Counting only lines that hold "JSON", give the total and nothing more.

## Dataset records on visual material
______
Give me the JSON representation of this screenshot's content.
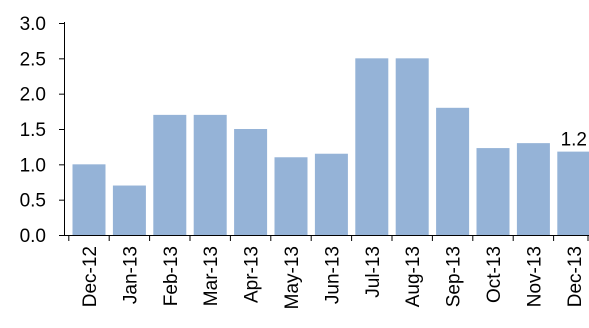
{
  "chart_data": {
    "type": "bar",
    "categories": [
      "Dec-12",
      "Jan-13",
      "Feb-13",
      "Mar-13",
      "Apr-13",
      "May-13",
      "Jun-13",
      "Jul-13",
      "Aug-13",
      "Sep-13",
      "Oct-13",
      "Nov-13",
      "Dec-13"
    ],
    "values": [
      1.0,
      0.7,
      1.7,
      1.7,
      1.5,
      1.1,
      1.15,
      2.5,
      2.5,
      1.8,
      1.23,
      1.3,
      1.18
    ],
    "ylim": [
      0,
      3.0
    ],
    "yticks": [
      "0.0",
      "0.5",
      "1.0",
      "1.5",
      "2.0",
      "2.5",
      "3.0"
    ],
    "data_labels": [
      {
        "index": 12,
        "text": "1.2"
      }
    ],
    "bar_color": "#95b3d7",
    "grid": false,
    "legend": "none",
    "title": "",
    "xlabel": "",
    "ylabel": ""
  }
}
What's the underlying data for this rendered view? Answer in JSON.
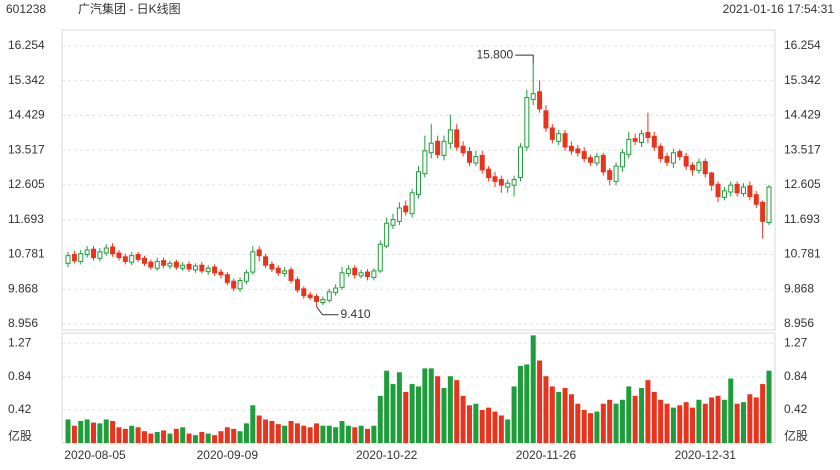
{
  "header": {
    "code": "601238",
    "name": "广汽集团 - 日K线图",
    "time": "2021-01-16 17:54:31"
  },
  "chart_data": {
    "type": "candlestick",
    "up_color": "#1e9e3a",
    "down_color": "#e8341c",
    "grid": true,
    "max_label": "15.800",
    "min_label": "9.410",
    "volume_unit": "亿股",
    "ylim": [
      8.8,
      16.67
    ],
    "yticks": [
      16.254,
      15.342,
      14.429,
      13.517,
      12.605,
      11.693,
      10.781,
      9.868,
      8.956
    ],
    "volume_ylim": [
      0,
      1.4
    ],
    "volume_ticks": [
      1.27,
      0.84,
      0.42
    ],
    "categories": [
      "2020-08-05",
      null,
      null,
      null,
      null,
      null,
      null,
      null,
      null,
      null,
      null,
      null,
      null,
      null,
      null,
      null,
      null,
      null,
      null,
      null,
      null,
      null,
      null,
      null,
      null,
      "2020-09-09",
      null,
      null,
      null,
      null,
      null,
      null,
      null,
      null,
      null,
      null,
      null,
      null,
      null,
      null,
      null,
      null,
      null,
      null,
      null,
      null,
      null,
      null,
      null,
      null,
      "2020-10-22",
      null,
      null,
      null,
      null,
      null,
      null,
      null,
      null,
      null,
      null,
      null,
      null,
      null,
      null,
      null,
      null,
      null,
      null,
      null,
      null,
      null,
      null,
      null,
      null,
      "2020-11-26",
      null,
      null,
      null,
      null,
      null,
      null,
      null,
      null,
      null,
      null,
      null,
      null,
      null,
      null,
      null,
      null,
      null,
      null,
      null,
      null,
      null,
      null,
      null,
      null,
      "2020-12-31",
      null,
      null,
      null,
      null,
      null,
      null,
      null,
      null,
      null,
      null
    ],
    "open": [
      10.55,
      10.78,
      10.6,
      10.78,
      10.92,
      10.68,
      10.82,
      10.98,
      10.82,
      10.72,
      10.58,
      10.78,
      10.68,
      10.58,
      10.42,
      10.62,
      10.48,
      10.58,
      10.42,
      10.52,
      10.38,
      10.5,
      10.33,
      10.45,
      10.32,
      10.25,
      10.08,
      9.88,
      10.08,
      10.32,
      10.9,
      10.72,
      10.52,
      10.42,
      10.28,
      10.38,
      10.12,
      9.88,
      9.72,
      9.68,
      9.52,
      9.58,
      9.78,
      9.92,
      10.28,
      10.42,
      10.22,
      10.32,
      10.18,
      10.35,
      11.0,
      11.55,
      11.65,
      12.05,
      11.85,
      12.35,
      12.9,
      13.45,
      13.75,
      13.38,
      13.7,
      14.05,
      13.62,
      13.48,
      13.18,
      13.38,
      13.02,
      12.82,
      12.75,
      12.55,
      12.6,
      12.8,
      13.6,
      14.85,
      15.05,
      14.55,
      14.1,
      13.75,
      13.95,
      13.62,
      13.55,
      13.48,
      13.32,
      13.18,
      13.38,
      12.98,
      12.7,
      13.08,
      13.4,
      13.82,
      13.72,
      13.98,
      13.88,
      13.62,
      13.35,
      13.18,
      13.48,
      13.35,
      13.12,
      12.98,
      13.22,
      12.92,
      12.62,
      12.28,
      12.42,
      12.62,
      12.38,
      12.58,
      12.35,
      12.15,
      11.62
    ],
    "high": [
      10.85,
      10.88,
      10.9,
      11.0,
      11.0,
      10.95,
      11.05,
      11.08,
      10.9,
      10.8,
      10.85,
      10.85,
      10.75,
      10.65,
      10.7,
      10.7,
      10.62,
      10.65,
      10.58,
      10.6,
      10.55,
      10.58,
      10.5,
      10.52,
      10.4,
      10.32,
      10.15,
      10.18,
      10.38,
      11.0,
      11.0,
      10.8,
      10.6,
      10.5,
      10.45,
      10.45,
      10.2,
      9.95,
      9.8,
      9.75,
      9.68,
      9.88,
      10.0,
      10.45,
      10.5,
      10.5,
      10.38,
      10.4,
      10.42,
      11.15,
      11.75,
      11.85,
      12.15,
      12.2,
      12.5,
      13.1,
      13.9,
      14.2,
      13.9,
      13.9,
      14.45,
      14.2,
      13.75,
      13.6,
      13.5,
      13.5,
      13.1,
      12.95,
      12.85,
      12.75,
      12.85,
      13.7,
      15.1,
      15.8,
      15.35,
      14.7,
      14.2,
      14.05,
      14.05,
      13.75,
      13.65,
      13.6,
      13.4,
      13.45,
      13.45,
      13.05,
      13.2,
      13.55,
      14.0,
      13.95,
      14.05,
      14.5,
      14.0,
      13.7,
      13.45,
      13.55,
      13.55,
      13.45,
      13.2,
      13.3,
      13.3,
      12.95,
      12.7,
      12.55,
      12.7,
      12.7,
      12.65,
      12.7,
      12.45,
      12.2,
      12.6
    ],
    "low": [
      10.45,
      10.55,
      10.52,
      10.7,
      10.62,
      10.6,
      10.75,
      10.72,
      10.62,
      10.52,
      10.5,
      10.58,
      10.48,
      10.38,
      10.35,
      10.42,
      10.4,
      10.38,
      10.35,
      10.32,
      10.3,
      10.28,
      10.25,
      10.22,
      10.15,
      9.98,
      9.82,
      9.8,
      10.0,
      10.25,
      10.6,
      10.42,
      10.32,
      10.22,
      10.2,
      10.02,
      9.78,
      9.62,
      9.58,
      9.41,
      9.45,
      9.52,
      9.7,
      9.85,
      10.2,
      10.15,
      10.15,
      10.1,
      10.1,
      10.3,
      10.95,
      11.45,
      11.55,
      11.8,
      11.75,
      12.25,
      12.8,
      13.3,
      13.3,
      13.25,
      13.55,
      13.5,
      13.35,
      13.1,
      13.1,
      12.9,
      12.7,
      12.55,
      12.4,
      12.4,
      12.3,
      12.7,
      13.5,
      14.7,
      14.5,
      14.0,
      13.7,
      13.65,
      13.5,
      13.4,
      13.35,
      13.2,
      13.1,
      13.1,
      12.85,
      12.6,
      12.6,
      12.95,
      13.3,
      13.65,
      13.6,
      13.7,
      13.5,
      13.2,
      13.1,
      13.05,
      13.25,
      13.0,
      12.85,
      12.9,
      12.8,
      12.45,
      12.15,
      12.2,
      12.3,
      12.3,
      12.3,
      12.2,
      12.0,
      11.2,
      11.55
    ],
    "close": [
      10.75,
      10.62,
      10.8,
      10.9,
      10.7,
      10.85,
      10.95,
      10.8,
      10.7,
      10.6,
      10.75,
      10.65,
      10.55,
      10.45,
      10.6,
      10.5,
      10.55,
      10.45,
      10.5,
      10.4,
      10.48,
      10.35,
      10.42,
      10.3,
      10.25,
      10.05,
      9.9,
      10.1,
      10.3,
      10.85,
      10.75,
      10.5,
      10.4,
      10.3,
      10.35,
      10.1,
      9.85,
      9.7,
      9.65,
      9.55,
      9.6,
      9.8,
      9.9,
      10.3,
      10.4,
      10.25,
      10.3,
      10.2,
      10.35,
      11.05,
      11.6,
      11.7,
      12.0,
      11.9,
      12.4,
      12.95,
      13.5,
      13.7,
      13.4,
      13.75,
      14.05,
      13.6,
      13.45,
      13.2,
      13.35,
      13.0,
      12.8,
      12.7,
      12.6,
      12.65,
      12.75,
      13.6,
      14.9,
      15.0,
      14.6,
      14.1,
      13.8,
      13.95,
      13.6,
      13.5,
      13.45,
      13.3,
      13.2,
      13.35,
      12.95,
      12.75,
      13.1,
      13.45,
      13.8,
      13.75,
      13.95,
      13.85,
      13.6,
      13.3,
      13.2,
      13.45,
      13.35,
      13.1,
      13.0,
      13.2,
      12.9,
      12.6,
      12.3,
      12.45,
      12.6,
      12.4,
      12.55,
      12.3,
      12.1,
      11.65,
      12.55
    ],
    "volume": [
      0.3,
      0.22,
      0.28,
      0.3,
      0.26,
      0.25,
      0.3,
      0.28,
      0.2,
      0.18,
      0.22,
      0.2,
      0.15,
      0.12,
      0.14,
      0.16,
      0.12,
      0.18,
      0.2,
      0.12,
      0.1,
      0.14,
      0.12,
      0.1,
      0.15,
      0.2,
      0.18,
      0.15,
      0.25,
      0.48,
      0.35,
      0.3,
      0.28,
      0.24,
      0.22,
      0.28,
      0.25,
      0.22,
      0.2,
      0.25,
      0.22,
      0.22,
      0.2,
      0.28,
      0.22,
      0.2,
      0.22,
      0.18,
      0.22,
      0.6,
      0.92,
      0.75,
      0.9,
      0.65,
      0.75,
      0.72,
      0.95,
      0.95,
      0.85,
      0.7,
      0.85,
      0.8,
      0.6,
      0.48,
      0.5,
      0.42,
      0.45,
      0.4,
      0.35,
      0.3,
      0.72,
      0.98,
      1.0,
      1.37,
      1.05,
      0.85,
      0.72,
      0.65,
      0.7,
      0.62,
      0.5,
      0.42,
      0.38,
      0.4,
      0.5,
      0.55,
      0.5,
      0.55,
      0.72,
      0.6,
      0.7,
      0.8,
      0.65,
      0.55,
      0.5,
      0.45,
      0.48,
      0.52,
      0.45,
      0.55,
      0.5,
      0.58,
      0.6,
      0.55,
      0.82,
      0.5,
      0.52,
      0.62,
      0.58,
      0.75,
      0.92
    ]
  }
}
______
## WORKED ANSWER
2